Images are not part of the copy; write out the rest of the data exactly as given.

Stored data entries
## Begin
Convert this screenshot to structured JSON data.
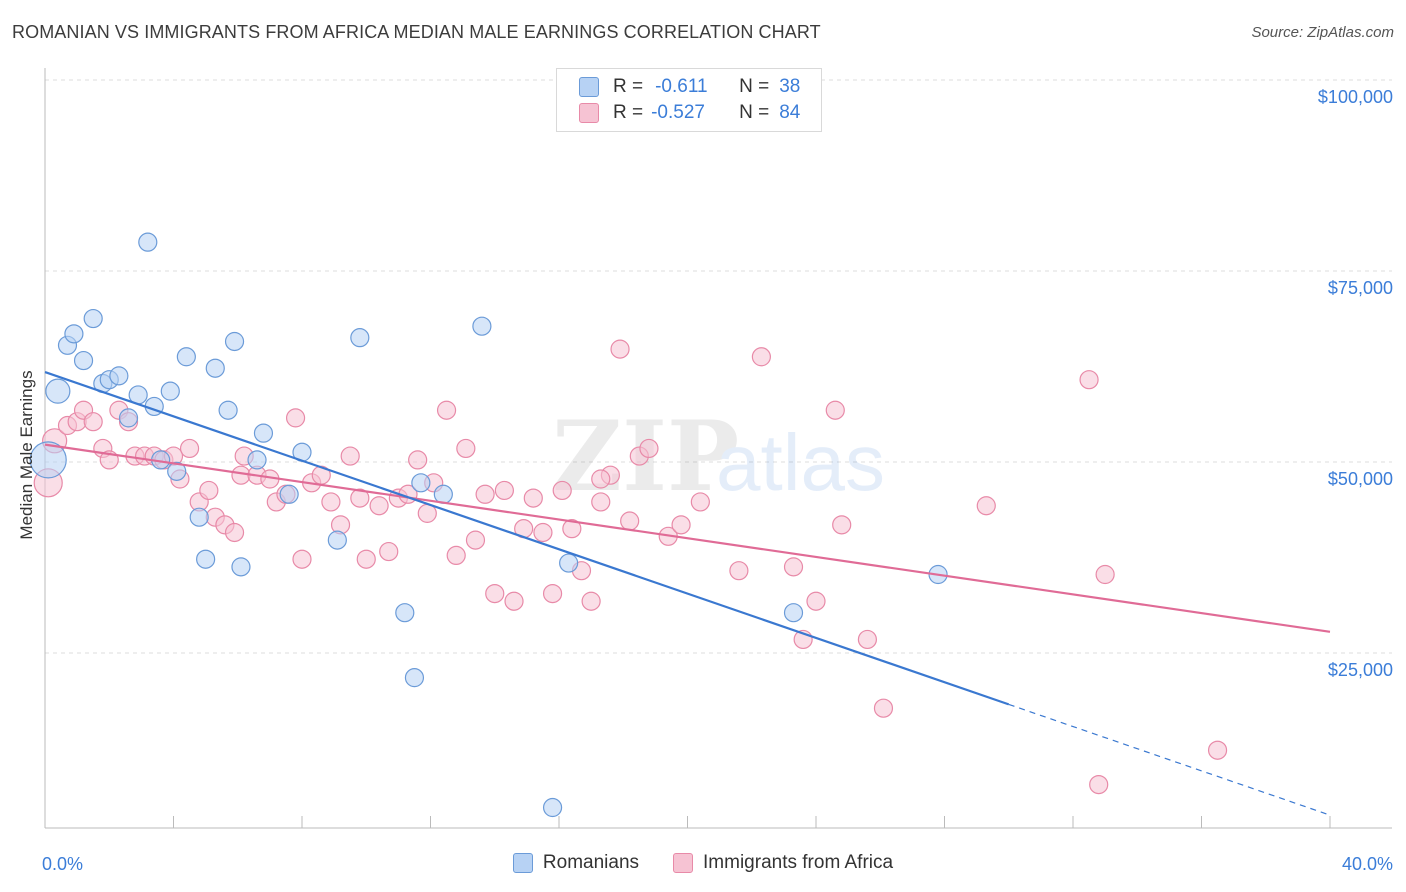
{
  "title": "ROMANIAN VS IMMIGRANTS FROM AFRICA MEDIAN MALE EARNINGS CORRELATION CHART",
  "source": "Source: ZipAtlas.com",
  "watermark": {
    "zip": "ZIP",
    "atlas": "atlas"
  },
  "legend": {
    "r_label": "R =",
    "n_label": "N =",
    "rows": [
      {
        "r": "-0.611",
        "n": "38"
      },
      {
        "r": "-0.527",
        "n": "84"
      }
    ]
  },
  "colors": {
    "blue_fill": "#b7d2f4",
    "blue_stroke": "#6b9bd8",
    "blue_line": "#3a78d0",
    "pink_fill": "#f6c3d3",
    "pink_stroke": "#e88aa8",
    "pink_line": "#e06b96",
    "tick_blue": "#3b7dd8",
    "grid": "#dcdcdc"
  },
  "chart_data": {
    "type": "scatter",
    "ylabel": "Median Male Earnings",
    "xlim": [
      0,
      40
    ],
    "ylim": [
      5000,
      105000
    ],
    "x_tick_labels": {
      "min": "0.0%",
      "max": "40.0%"
    },
    "y_ticks": [
      {
        "value": 100000,
        "label": "$100,000"
      },
      {
        "value": 75000,
        "label": "$75,000"
      },
      {
        "value": 50000,
        "label": "$50,000"
      },
      {
        "value": 25000,
        "label": "$25,000"
      }
    ],
    "series": [
      {
        "name": "Romanians",
        "points": [
          [
            0.1,
            52500
          ],
          [
            0.4,
            61500
          ],
          [
            0.7,
            67500
          ],
          [
            0.9,
            69000
          ],
          [
            1.2,
            65500
          ],
          [
            1.5,
            71000
          ],
          [
            1.8,
            62500
          ],
          [
            2.0,
            63000
          ],
          [
            2.3,
            63500
          ],
          [
            2.6,
            58000
          ],
          [
            2.9,
            61000
          ],
          [
            3.2,
            81000
          ],
          [
            3.4,
            59500
          ],
          [
            3.6,
            52500
          ],
          [
            3.9,
            61500
          ],
          [
            4.1,
            51000
          ],
          [
            4.4,
            66000
          ],
          [
            4.8,
            45000
          ],
          [
            5.0,
            39500
          ],
          [
            5.3,
            64500
          ],
          [
            5.7,
            59000
          ],
          [
            5.9,
            68000
          ],
          [
            6.1,
            38500
          ],
          [
            6.6,
            52500
          ],
          [
            6.8,
            56000
          ],
          [
            7.6,
            48000
          ],
          [
            8.0,
            53500
          ],
          [
            9.1,
            42000
          ],
          [
            9.8,
            68500
          ],
          [
            11.2,
            32500
          ],
          [
            11.7,
            49500
          ],
          [
            12.4,
            48000
          ],
          [
            13.6,
            70000
          ],
          [
            15.8,
            7000
          ],
          [
            16.3,
            39000
          ],
          [
            23.3,
            32500
          ],
          [
            11.5,
            24000
          ],
          [
            27.8,
            37500
          ]
        ],
        "trend": {
          "x0": 0,
          "y0": 64000,
          "x1": 30,
          "y1": 20500,
          "dash_to_x": 40,
          "dash_to_y": 6000
        }
      },
      {
        "name": "Immigrants from Africa",
        "points": [
          [
            0.1,
            49500
          ],
          [
            0.3,
            55000
          ],
          [
            0.7,
            57000
          ],
          [
            1.0,
            57500
          ],
          [
            1.2,
            59000
          ],
          [
            1.5,
            57500
          ],
          [
            1.8,
            54000
          ],
          [
            2.0,
            52500
          ],
          [
            2.3,
            59000
          ],
          [
            2.6,
            57500
          ],
          [
            2.8,
            53000
          ],
          [
            3.1,
            53000
          ],
          [
            3.4,
            53000
          ],
          [
            3.7,
            52500
          ],
          [
            4.0,
            53000
          ],
          [
            4.2,
            50000
          ],
          [
            4.5,
            54000
          ],
          [
            4.8,
            47000
          ],
          [
            5.1,
            48500
          ],
          [
            5.3,
            45000
          ],
          [
            5.6,
            44000
          ],
          [
            5.9,
            43000
          ],
          [
            6.1,
            50500
          ],
          [
            6.2,
            53000
          ],
          [
            6.6,
            50500
          ],
          [
            7.0,
            50000
          ],
          [
            7.2,
            47000
          ],
          [
            7.5,
            48000
          ],
          [
            7.8,
            58000
          ],
          [
            8.0,
            39500
          ],
          [
            8.3,
            49500
          ],
          [
            8.6,
            50500
          ],
          [
            8.9,
            47000
          ],
          [
            9.2,
            44000
          ],
          [
            9.5,
            53000
          ],
          [
            9.8,
            47500
          ],
          [
            10.0,
            39500
          ],
          [
            10.4,
            46500
          ],
          [
            10.7,
            40500
          ],
          [
            11.0,
            47500
          ],
          [
            11.3,
            48000
          ],
          [
            11.6,
            52500
          ],
          [
            11.9,
            45500
          ],
          [
            12.1,
            49500
          ],
          [
            12.5,
            59000
          ],
          [
            12.8,
            40000
          ],
          [
            13.1,
            54000
          ],
          [
            13.4,
            42000
          ],
          [
            13.7,
            48000
          ],
          [
            14.0,
            35000
          ],
          [
            14.3,
            48500
          ],
          [
            14.6,
            34000
          ],
          [
            14.9,
            43500
          ],
          [
            15.2,
            47500
          ],
          [
            15.5,
            43000
          ],
          [
            15.8,
            35000
          ],
          [
            16.1,
            48500
          ],
          [
            16.4,
            43500
          ],
          [
            16.7,
            38000
          ],
          [
            17.0,
            34000
          ],
          [
            17.3,
            47000
          ],
          [
            17.6,
            50500
          ],
          [
            17.9,
            67000
          ],
          [
            18.2,
            44500
          ],
          [
            18.5,
            53000
          ],
          [
            18.8,
            54000
          ],
          [
            19.4,
            42500
          ],
          [
            19.8,
            44000
          ],
          [
            20.4,
            47000
          ],
          [
            21.6,
            38000
          ],
          [
            22.3,
            66000
          ],
          [
            23.3,
            38500
          ],
          [
            23.6,
            29000
          ],
          [
            24.0,
            34000
          ],
          [
            24.6,
            59000
          ],
          [
            24.8,
            44000
          ],
          [
            25.6,
            29000
          ],
          [
            26.1,
            20000
          ],
          [
            29.3,
            46500
          ],
          [
            32.5,
            63000
          ],
          [
            33.0,
            37500
          ],
          [
            32.8,
            10000
          ],
          [
            36.5,
            14500
          ],
          [
            17.3,
            50000
          ]
        ],
        "trend": {
          "x0": 0,
          "y0": 54500,
          "x1": 40,
          "y1": 30000
        }
      }
    ]
  }
}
## End
### Exercise response
Convert this screenshot to structured JSON data.
{
  "title": "ROMANIAN VS IMMIGRANTS FROM AFRICA MEDIAN MALE EARNINGS CORRELATION CHART",
  "source": "Source: ZipAtlas.com",
  "watermark": {
    "zip": "ZIP",
    "atlas": "atlas"
  },
  "legend": {
    "r_label": "R =",
    "n_label": "N =",
    "rows": [
      {
        "r": "-0.611",
        "n": "38"
      },
      {
        "r": "-0.527",
        "n": "84"
      }
    ]
  },
  "colors": {
    "blue_fill": "#b7d2f4",
    "blue_stroke": "#6b9bd8",
    "blue_line": "#3a78d0",
    "pink_fill": "#f6c3d3",
    "pink_stroke": "#e88aa8",
    "pink_line": "#e06b96",
    "tick_blue": "#3b7dd8",
    "grid": "#dcdcdc"
  },
  "chart_data": {
    "type": "scatter",
    "ylabel": "Median Male Earnings",
    "xlim": [
      0,
      40
    ],
    "ylim": [
      5000,
      105000
    ],
    "x_tick_labels": {
      "min": "0.0%",
      "max": "40.0%"
    },
    "y_ticks": [
      {
        "value": 100000,
        "label": "$100,000"
      },
      {
        "value": 75000,
        "label": "$75,000"
      },
      {
        "value": 50000,
        "label": "$50,000"
      },
      {
        "value": 25000,
        "label": "$25,000"
      }
    ],
    "series": [
      {
        "name": "Romanians",
        "points": [
          [
            0.1,
            52500
          ],
          [
            0.4,
            61500
          ],
          [
            0.7,
            67500
          ],
          [
            0.9,
            69000
          ],
          [
            1.2,
            65500
          ],
          [
            1.5,
            71000
          ],
          [
            1.8,
            62500
          ],
          [
            2.0,
            63000
          ],
          [
            2.3,
            63500
          ],
          [
            2.6,
            58000
          ],
          [
            2.9,
            61000
          ],
          [
            3.2,
            81000
          ],
          [
            3.4,
            59500
          ],
          [
            3.6,
            52500
          ],
          [
            3.9,
            61500
          ],
          [
            4.1,
            51000
          ],
          [
            4.4,
            66000
          ],
          [
            4.8,
            45000
          ],
          [
            5.0,
            39500
          ],
          [
            5.3,
            64500
          ],
          [
            5.7,
            59000
          ],
          [
            5.9,
            68000
          ],
          [
            6.1,
            38500
          ],
          [
            6.6,
            52500
          ],
          [
            6.8,
            56000
          ],
          [
            7.6,
            48000
          ],
          [
            8.0,
            53500
          ],
          [
            9.1,
            42000
          ],
          [
            9.8,
            68500
          ],
          [
            11.2,
            32500
          ],
          [
            11.7,
            49500
          ],
          [
            12.4,
            48000
          ],
          [
            13.6,
            70000
          ],
          [
            15.8,
            7000
          ],
          [
            16.3,
            39000
          ],
          [
            23.3,
            32500
          ],
          [
            11.5,
            24000
          ],
          [
            27.8,
            37500
          ]
        ],
        "trend": {
          "x0": 0,
          "y0": 64000,
          "x1": 30,
          "y1": 20500,
          "dash_to_x": 40,
          "dash_to_y": 6000
        }
      },
      {
        "name": "Immigrants from Africa",
        "points": [
          [
            0.1,
            49500
          ],
          [
            0.3,
            55000
          ],
          [
            0.7,
            57000
          ],
          [
            1.0,
            57500
          ],
          [
            1.2,
            59000
          ],
          [
            1.5,
            57500
          ],
          [
            1.8,
            54000
          ],
          [
            2.0,
            52500
          ],
          [
            2.3,
            59000
          ],
          [
            2.6,
            57500
          ],
          [
            2.8,
            53000
          ],
          [
            3.1,
            53000
          ],
          [
            3.4,
            53000
          ],
          [
            3.7,
            52500
          ],
          [
            4.0,
            53000
          ],
          [
            4.2,
            50000
          ],
          [
            4.5,
            54000
          ],
          [
            4.8,
            47000
          ],
          [
            5.1,
            48500
          ],
          [
            5.3,
            45000
          ],
          [
            5.6,
            44000
          ],
          [
            5.9,
            43000
          ],
          [
            6.1,
            50500
          ],
          [
            6.2,
            53000
          ],
          [
            6.6,
            50500
          ],
          [
            7.0,
            50000
          ],
          [
            7.2,
            47000
          ],
          [
            7.5,
            48000
          ],
          [
            7.8,
            58000
          ],
          [
            8.0,
            39500
          ],
          [
            8.3,
            49500
          ],
          [
            8.6,
            50500
          ],
          [
            8.9,
            47000
          ],
          [
            9.2,
            44000
          ],
          [
            9.5,
            53000
          ],
          [
            9.8,
            47500
          ],
          [
            10.0,
            39500
          ],
          [
            10.4,
            46500
          ],
          [
            10.7,
            40500
          ],
          [
            11.0,
            47500
          ],
          [
            11.3,
            48000
          ],
          [
            11.6,
            52500
          ],
          [
            11.9,
            45500
          ],
          [
            12.1,
            49500
          ],
          [
            12.5,
            59000
          ],
          [
            12.8,
            40000
          ],
          [
            13.1,
            54000
          ],
          [
            13.4,
            42000
          ],
          [
            13.7,
            48000
          ],
          [
            14.0,
            35000
          ],
          [
            14.3,
            48500
          ],
          [
            14.6,
            34000
          ],
          [
            14.9,
            43500
          ],
          [
            15.2,
            47500
          ],
          [
            15.5,
            43000
          ],
          [
            15.8,
            35000
          ],
          [
            16.1,
            48500
          ],
          [
            16.4,
            43500
          ],
          [
            16.7,
            38000
          ],
          [
            17.0,
            34000
          ],
          [
            17.3,
            47000
          ],
          [
            17.6,
            50500
          ],
          [
            17.9,
            67000
          ],
          [
            18.2,
            44500
          ],
          [
            18.5,
            53000
          ],
          [
            18.8,
            54000
          ],
          [
            19.4,
            42500
          ],
          [
            19.8,
            44000
          ],
          [
            20.4,
            47000
          ],
          [
            21.6,
            38000
          ],
          [
            22.3,
            66000
          ],
          [
            23.3,
            38500
          ],
          [
            23.6,
            29000
          ],
          [
            24.0,
            34000
          ],
          [
            24.6,
            59000
          ],
          [
            24.8,
            44000
          ],
          [
            25.6,
            29000
          ],
          [
            26.1,
            20000
          ],
          [
            29.3,
            46500
          ],
          [
            32.5,
            63000
          ],
          [
            33.0,
            37500
          ],
          [
            32.8,
            10000
          ],
          [
            36.5,
            14500
          ],
          [
            17.3,
            50000
          ]
        ],
        "trend": {
          "x0": 0,
          "y0": 54500,
          "x1": 40,
          "y1": 30000
        }
      }
    ]
  }
}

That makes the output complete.